■ Task directions
The entries below contain pictures. Retype everything except those pictures, exactly as given.

■ Structured figure records
....
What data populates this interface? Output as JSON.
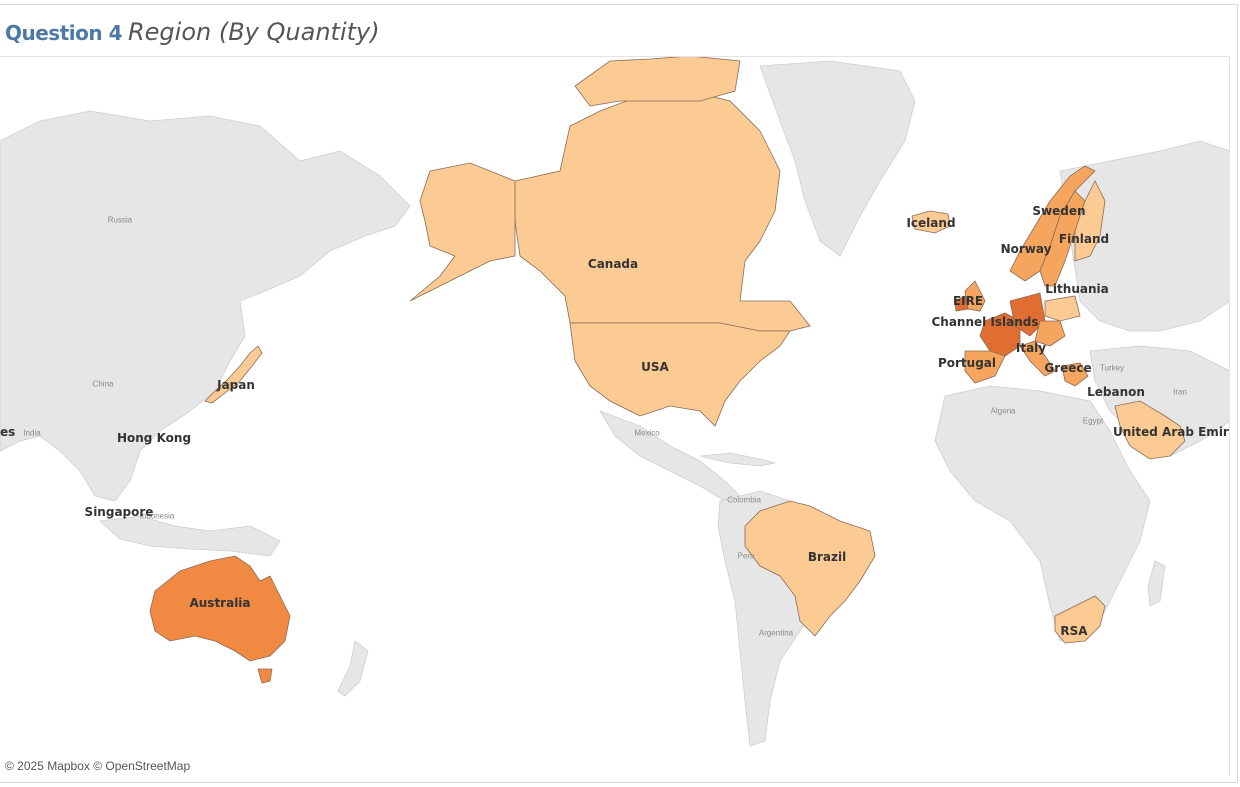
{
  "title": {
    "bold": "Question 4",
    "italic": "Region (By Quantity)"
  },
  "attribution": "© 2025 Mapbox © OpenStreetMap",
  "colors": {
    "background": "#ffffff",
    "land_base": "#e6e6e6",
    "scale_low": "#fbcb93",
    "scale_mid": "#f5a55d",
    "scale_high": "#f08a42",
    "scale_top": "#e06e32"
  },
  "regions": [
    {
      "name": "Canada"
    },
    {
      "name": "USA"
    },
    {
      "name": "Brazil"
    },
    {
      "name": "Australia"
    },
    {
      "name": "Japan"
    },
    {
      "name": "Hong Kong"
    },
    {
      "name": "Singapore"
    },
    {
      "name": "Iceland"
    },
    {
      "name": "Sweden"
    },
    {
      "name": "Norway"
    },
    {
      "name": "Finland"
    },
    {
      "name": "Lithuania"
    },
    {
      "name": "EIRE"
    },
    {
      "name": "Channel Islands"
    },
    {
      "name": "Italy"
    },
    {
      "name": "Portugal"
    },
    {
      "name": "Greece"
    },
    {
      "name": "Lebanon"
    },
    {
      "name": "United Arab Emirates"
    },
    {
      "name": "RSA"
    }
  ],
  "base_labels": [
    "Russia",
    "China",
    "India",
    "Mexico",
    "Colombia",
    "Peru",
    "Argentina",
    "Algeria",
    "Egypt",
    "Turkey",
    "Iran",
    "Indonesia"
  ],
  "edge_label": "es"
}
....
■ Answer in full
What data populates this interface? Output as JSON.
{
  "title": {
    "bold": "Question 4",
    "italic": "Region (By Quantity)"
  },
  "attribution": "© 2025 Mapbox © OpenStreetMap",
  "colors": {
    "background": "#ffffff",
    "land_base": "#e6e6e6",
    "scale_low": "#fbcb93",
    "scale_mid": "#f5a55d",
    "scale_high": "#f08a42",
    "scale_top": "#e06e32"
  },
  "regions": [
    {
      "name": "Canada"
    },
    {
      "name": "USA"
    },
    {
      "name": "Brazil"
    },
    {
      "name": "Australia"
    },
    {
      "name": "Japan"
    },
    {
      "name": "Hong Kong"
    },
    {
      "name": "Singapore"
    },
    {
      "name": "Iceland"
    },
    {
      "name": "Sweden"
    },
    {
      "name": "Norway"
    },
    {
      "name": "Finland"
    },
    {
      "name": "Lithuania"
    },
    {
      "name": "EIRE"
    },
    {
      "name": "Channel Islands"
    },
    {
      "name": "Italy"
    },
    {
      "name": "Portugal"
    },
    {
      "name": "Greece"
    },
    {
      "name": "Lebanon"
    },
    {
      "name": "United Arab Emirates"
    },
    {
      "name": "RSA"
    }
  ],
  "base_labels": [
    "Russia",
    "China",
    "India",
    "Mexico",
    "Colombia",
    "Peru",
    "Argentina",
    "Algeria",
    "Egypt",
    "Turkey",
    "Iran",
    "Indonesia"
  ],
  "edge_label": "es"
}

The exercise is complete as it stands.